**Task description**
Leave the pictures out. Return all other data exactly.
== Data records ==
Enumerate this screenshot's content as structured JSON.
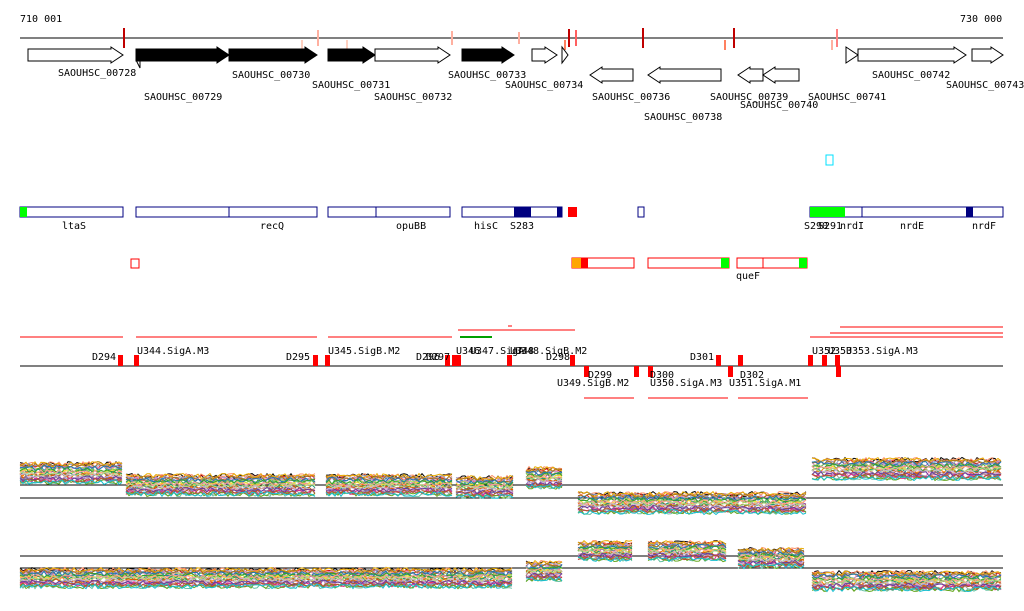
{
  "view": {
    "start_label": "710 001",
    "end_label": "730 000"
  },
  "colors": {
    "gene_fill": "#000000",
    "outline": "#000000",
    "annotation_blue": "#000080",
    "red": "#ff0000",
    "green": "#00ff00",
    "orange": "#ffa500",
    "cyan": "#00e0ff"
  },
  "genes": [
    {
      "label": "SAOUHSC_00728",
      "strand": "+",
      "filled": false
    },
    {
      "label": "SAOUHSC_00729",
      "strand": "-",
      "filled": false
    },
    {
      "label": "SAOUHSC_00730",
      "strand": "+",
      "filled": true
    },
    {
      "label": "SAOUHSC_00731",
      "strand": "+",
      "filled": true
    },
    {
      "label": "SAOUHSC_00732",
      "strand": "+",
      "filled": false
    },
    {
      "label": "SAOUHSC_00733",
      "strand": "+",
      "filled": true
    },
    {
      "label": "SAOUHSC_00734",
      "strand": "+",
      "filled": false
    },
    {
      "label": "SAOUHSC_00736",
      "strand": "-",
      "filled": false
    },
    {
      "label": "SAOUHSC_00738",
      "strand": "-",
      "filled": false
    },
    {
      "label": "SAOUHSC_00739",
      "strand": "-",
      "filled": false
    },
    {
      "label": "SAOUHSC_00740",
      "strand": "-",
      "filled": false
    },
    {
      "label": "SAOUHSC_00741",
      "strand": "+",
      "filled": false
    },
    {
      "label": "SAOUHSC_00742",
      "strand": "+",
      "filled": false
    },
    {
      "label": "SAOUHSC_00743",
      "strand": "+",
      "filled": false
    }
  ],
  "annotations": [
    "ltaS",
    "recQ",
    "opuBB",
    "hisC",
    "S283",
    "S290",
    "S291",
    "nrdI",
    "nrdE",
    "nrdF",
    "queF"
  ],
  "segments": [
    "D294",
    "U344.SigA.M3",
    "D295",
    "U345.SigB.M2",
    "D296",
    "D297",
    "U346",
    "U347.SigA",
    "U348",
    "U348.SigB.M2",
    "D298",
    "U349.SigB.M2",
    "D299",
    "D300",
    "U350.SigA.M3",
    "D301",
    "D302",
    "U351.SigA.M1",
    "U352",
    "U353",
    "U353.SigA.M3"
  ],
  "expression_profiles": {
    "panels": 2,
    "series_count": 30
  }
}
===
**Exercise solution**
Enumerate this screenshot's content as structured JSON.
{
  "view": {
    "start_label": "710 001",
    "end_label": "730 000"
  },
  "colors": {
    "gene_fill": "#000000",
    "outline": "#000000",
    "annotation_blue": "#000080",
    "red": "#ff0000",
    "green": "#00ff00",
    "orange": "#ffa500",
    "cyan": "#00e0ff"
  },
  "genes": [
    {
      "label": "SAOUHSC_00728",
      "strand": "+",
      "filled": false
    },
    {
      "label": "SAOUHSC_00729",
      "strand": "-",
      "filled": false
    },
    {
      "label": "SAOUHSC_00730",
      "strand": "+",
      "filled": true
    },
    {
      "label": "SAOUHSC_00731",
      "strand": "+",
      "filled": true
    },
    {
      "label": "SAOUHSC_00732",
      "strand": "+",
      "filled": false
    },
    {
      "label": "SAOUHSC_00733",
      "strand": "+",
      "filled": true
    },
    {
      "label": "SAOUHSC_00734",
      "strand": "+",
      "filled": false
    },
    {
      "label": "SAOUHSC_00736",
      "strand": "-",
      "filled": false
    },
    {
      "label": "SAOUHSC_00738",
      "strand": "-",
      "filled": false
    },
    {
      "label": "SAOUHSC_00739",
      "strand": "-",
      "filled": false
    },
    {
      "label": "SAOUHSC_00740",
      "strand": "-",
      "filled": false
    },
    {
      "label": "SAOUHSC_00741",
      "strand": "+",
      "filled": false
    },
    {
      "label": "SAOUHSC_00742",
      "strand": "+",
      "filled": false
    },
    {
      "label": "SAOUHSC_00743",
      "strand": "+",
      "filled": false
    }
  ],
  "annotations": [
    "ltaS",
    "recQ",
    "opuBB",
    "hisC",
    "S283",
    "S290",
    "S291",
    "nrdI",
    "nrdE",
    "nrdF",
    "queF"
  ],
  "segments": [
    "D294",
    "U344.SigA.M3",
    "D295",
    "U345.SigB.M2",
    "D296",
    "D297",
    "U346",
    "U347.SigA",
    "U348",
    "U348.SigB.M2",
    "D298",
    "U349.SigB.M2",
    "D299",
    "D300",
    "U350.SigA.M3",
    "D301",
    "D302",
    "U351.SigA.M1",
    "U352",
    "U353",
    "U353.SigA.M3"
  ],
  "expression_profiles": {
    "panels": 2,
    "series_count": 30
  }
}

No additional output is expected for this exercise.